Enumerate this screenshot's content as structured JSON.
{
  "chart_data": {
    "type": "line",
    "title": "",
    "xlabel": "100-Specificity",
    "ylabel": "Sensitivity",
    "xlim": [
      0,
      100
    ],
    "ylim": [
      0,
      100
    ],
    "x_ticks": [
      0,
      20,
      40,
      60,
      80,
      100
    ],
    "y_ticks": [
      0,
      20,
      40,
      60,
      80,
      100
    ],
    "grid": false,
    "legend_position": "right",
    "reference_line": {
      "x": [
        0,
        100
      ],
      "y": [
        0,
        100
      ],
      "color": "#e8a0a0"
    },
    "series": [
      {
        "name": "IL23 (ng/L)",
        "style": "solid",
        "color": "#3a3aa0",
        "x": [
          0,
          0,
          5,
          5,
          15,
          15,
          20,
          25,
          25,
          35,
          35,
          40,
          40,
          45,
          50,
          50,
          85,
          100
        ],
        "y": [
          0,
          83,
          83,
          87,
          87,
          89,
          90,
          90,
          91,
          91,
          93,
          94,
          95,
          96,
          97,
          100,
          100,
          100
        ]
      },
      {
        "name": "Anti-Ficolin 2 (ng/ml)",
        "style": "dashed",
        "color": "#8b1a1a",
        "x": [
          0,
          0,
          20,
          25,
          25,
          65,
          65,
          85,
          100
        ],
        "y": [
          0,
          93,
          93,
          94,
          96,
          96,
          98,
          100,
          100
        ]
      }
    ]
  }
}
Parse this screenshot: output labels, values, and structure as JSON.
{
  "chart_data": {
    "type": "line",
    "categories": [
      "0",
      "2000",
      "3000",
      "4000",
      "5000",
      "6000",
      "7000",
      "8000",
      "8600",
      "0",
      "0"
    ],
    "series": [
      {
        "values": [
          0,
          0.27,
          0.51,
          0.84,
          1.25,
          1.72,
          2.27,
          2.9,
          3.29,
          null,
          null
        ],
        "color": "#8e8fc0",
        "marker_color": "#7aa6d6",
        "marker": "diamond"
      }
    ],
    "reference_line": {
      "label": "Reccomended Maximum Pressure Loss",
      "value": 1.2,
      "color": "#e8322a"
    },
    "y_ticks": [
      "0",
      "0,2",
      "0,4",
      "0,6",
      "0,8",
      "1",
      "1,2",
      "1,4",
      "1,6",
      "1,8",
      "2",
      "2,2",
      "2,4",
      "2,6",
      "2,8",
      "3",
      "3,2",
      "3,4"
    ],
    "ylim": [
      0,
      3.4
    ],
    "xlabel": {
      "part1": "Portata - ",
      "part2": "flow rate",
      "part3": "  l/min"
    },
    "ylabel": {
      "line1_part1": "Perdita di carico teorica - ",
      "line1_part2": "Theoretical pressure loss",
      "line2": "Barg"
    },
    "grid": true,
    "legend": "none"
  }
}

> **What this task involves**:
Report the number of lines that contain "values", with no other words.

> **Reply**:
2